- Short problem:
Write out all entries word for word.

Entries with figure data

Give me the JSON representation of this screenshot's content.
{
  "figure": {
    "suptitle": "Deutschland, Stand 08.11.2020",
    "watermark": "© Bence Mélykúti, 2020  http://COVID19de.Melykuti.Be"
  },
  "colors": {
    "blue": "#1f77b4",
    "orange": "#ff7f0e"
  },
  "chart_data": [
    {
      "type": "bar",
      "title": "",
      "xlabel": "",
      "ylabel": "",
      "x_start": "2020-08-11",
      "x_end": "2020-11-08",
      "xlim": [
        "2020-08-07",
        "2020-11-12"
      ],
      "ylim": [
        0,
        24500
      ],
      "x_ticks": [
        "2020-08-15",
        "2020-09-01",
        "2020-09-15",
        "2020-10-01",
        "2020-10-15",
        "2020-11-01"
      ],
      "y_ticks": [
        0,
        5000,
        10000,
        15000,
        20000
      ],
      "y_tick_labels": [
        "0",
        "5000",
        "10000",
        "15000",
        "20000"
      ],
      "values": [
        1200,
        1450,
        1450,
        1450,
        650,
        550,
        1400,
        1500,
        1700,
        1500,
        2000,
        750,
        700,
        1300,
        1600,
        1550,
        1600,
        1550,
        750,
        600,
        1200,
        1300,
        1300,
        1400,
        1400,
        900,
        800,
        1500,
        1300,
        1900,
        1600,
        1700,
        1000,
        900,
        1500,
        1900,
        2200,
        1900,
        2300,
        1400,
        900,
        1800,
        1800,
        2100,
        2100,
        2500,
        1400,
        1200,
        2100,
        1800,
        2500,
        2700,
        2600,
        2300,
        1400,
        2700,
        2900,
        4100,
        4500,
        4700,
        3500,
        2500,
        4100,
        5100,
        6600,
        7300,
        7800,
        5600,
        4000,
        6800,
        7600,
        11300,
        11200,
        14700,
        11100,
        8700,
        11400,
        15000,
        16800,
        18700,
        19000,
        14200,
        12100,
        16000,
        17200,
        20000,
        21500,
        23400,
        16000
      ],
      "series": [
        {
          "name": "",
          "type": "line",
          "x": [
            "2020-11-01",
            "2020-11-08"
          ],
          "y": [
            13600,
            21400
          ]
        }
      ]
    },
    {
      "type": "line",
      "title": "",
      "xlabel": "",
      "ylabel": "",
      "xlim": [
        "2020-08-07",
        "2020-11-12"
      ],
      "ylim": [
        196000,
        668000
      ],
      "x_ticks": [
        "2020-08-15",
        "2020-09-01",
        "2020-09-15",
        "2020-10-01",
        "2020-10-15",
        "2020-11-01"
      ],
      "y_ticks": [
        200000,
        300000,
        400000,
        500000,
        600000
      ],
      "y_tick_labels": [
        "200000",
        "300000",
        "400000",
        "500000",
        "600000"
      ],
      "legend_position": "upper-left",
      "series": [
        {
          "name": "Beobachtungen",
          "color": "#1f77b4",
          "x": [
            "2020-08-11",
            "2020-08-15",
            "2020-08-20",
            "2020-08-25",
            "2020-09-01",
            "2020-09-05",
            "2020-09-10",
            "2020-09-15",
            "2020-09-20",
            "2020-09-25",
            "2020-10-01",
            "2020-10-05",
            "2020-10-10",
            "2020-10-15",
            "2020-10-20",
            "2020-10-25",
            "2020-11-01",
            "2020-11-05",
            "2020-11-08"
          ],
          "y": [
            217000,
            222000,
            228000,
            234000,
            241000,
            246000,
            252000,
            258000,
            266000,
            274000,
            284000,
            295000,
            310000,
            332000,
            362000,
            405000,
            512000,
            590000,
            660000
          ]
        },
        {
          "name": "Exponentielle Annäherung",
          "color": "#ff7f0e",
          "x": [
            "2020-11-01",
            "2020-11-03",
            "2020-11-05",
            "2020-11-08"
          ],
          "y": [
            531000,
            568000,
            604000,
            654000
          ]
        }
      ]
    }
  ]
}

- Exercise output:
Give me the JSON representation of this screenshot's content.
{
  "figure": {
    "suptitle": "Deutschland, Stand 08.11.2020",
    "watermark": "© Bence Mélykúti, 2020  http://COVID19de.Melykuti.Be"
  },
  "colors": {
    "blue": "#1f77b4",
    "orange": "#ff7f0e"
  },
  "chart_data": [
    {
      "type": "bar",
      "title": "",
      "xlabel": "",
      "ylabel": "",
      "x_start": "2020-08-11",
      "x_end": "2020-11-08",
      "xlim": [
        "2020-08-07",
        "2020-11-12"
      ],
      "ylim": [
        0,
        24500
      ],
      "x_ticks": [
        "2020-08-15",
        "2020-09-01",
        "2020-09-15",
        "2020-10-01",
        "2020-10-15",
        "2020-11-01"
      ],
      "y_ticks": [
        0,
        5000,
        10000,
        15000,
        20000
      ],
      "y_tick_labels": [
        "0",
        "5000",
        "10000",
        "15000",
        "20000"
      ],
      "values": [
        1200,
        1450,
        1450,
        1450,
        650,
        550,
        1400,
        1500,
        1700,
        1500,
        2000,
        750,
        700,
        1300,
        1600,
        1550,
        1600,
        1550,
        750,
        600,
        1200,
        1300,
        1300,
        1400,
        1400,
        900,
        800,
        1500,
        1300,
        1900,
        1600,
        1700,
        1000,
        900,
        1500,
        1900,
        2200,
        1900,
        2300,
        1400,
        900,
        1800,
        1800,
        2100,
        2100,
        2500,
        1400,
        1200,
        2100,
        1800,
        2500,
        2700,
        2600,
        2300,
        1400,
        2700,
        2900,
        4100,
        4500,
        4700,
        3500,
        2500,
        4100,
        5100,
        6600,
        7300,
        7800,
        5600,
        4000,
        6800,
        7600,
        11300,
        11200,
        14700,
        11100,
        8700,
        11400,
        15000,
        16800,
        18700,
        19000,
        14200,
        12100,
        16000,
        17200,
        20000,
        21500,
        23400,
        16000
      ],
      "series": [
        {
          "name": "",
          "type": "line",
          "x": [
            "2020-11-01",
            "2020-11-08"
          ],
          "y": [
            13600,
            21400
          ]
        }
      ]
    },
    {
      "type": "line",
      "title": "",
      "xlabel": "",
      "ylabel": "",
      "xlim": [
        "2020-08-07",
        "2020-11-12"
      ],
      "ylim": [
        196000,
        668000
      ],
      "x_ticks": [
        "2020-08-15",
        "2020-09-01",
        "2020-09-15",
        "2020-10-01",
        "2020-10-15",
        "2020-11-01"
      ],
      "y_ticks": [
        200000,
        300000,
        400000,
        500000,
        600000
      ],
      "y_tick_labels": [
        "200000",
        "300000",
        "400000",
        "500000",
        "600000"
      ],
      "legend_position": "upper-left",
      "series": [
        {
          "name": "Beobachtungen",
          "color": "#1f77b4",
          "x": [
            "2020-08-11",
            "2020-08-15",
            "2020-08-20",
            "2020-08-25",
            "2020-09-01",
            "2020-09-05",
            "2020-09-10",
            "2020-09-15",
            "2020-09-20",
            "2020-09-25",
            "2020-10-01",
            "2020-10-05",
            "2020-10-10",
            "2020-10-15",
            "2020-10-20",
            "2020-10-25",
            "2020-11-01",
            "2020-11-05",
            "2020-11-08"
          ],
          "y": [
            217000,
            222000,
            228000,
            234000,
            241000,
            246000,
            252000,
            258000,
            266000,
            274000,
            284000,
            295000,
            310000,
            332000,
            362000,
            405000,
            512000,
            590000,
            660000
          ]
        },
        {
          "name": "Exponentielle Annäherung",
          "color": "#ff7f0e",
          "x": [
            "2020-11-01",
            "2020-11-03",
            "2020-11-05",
            "2020-11-08"
          ],
          "y": [
            531000,
            568000,
            604000,
            654000
          ]
        }
      ]
    }
  ]
}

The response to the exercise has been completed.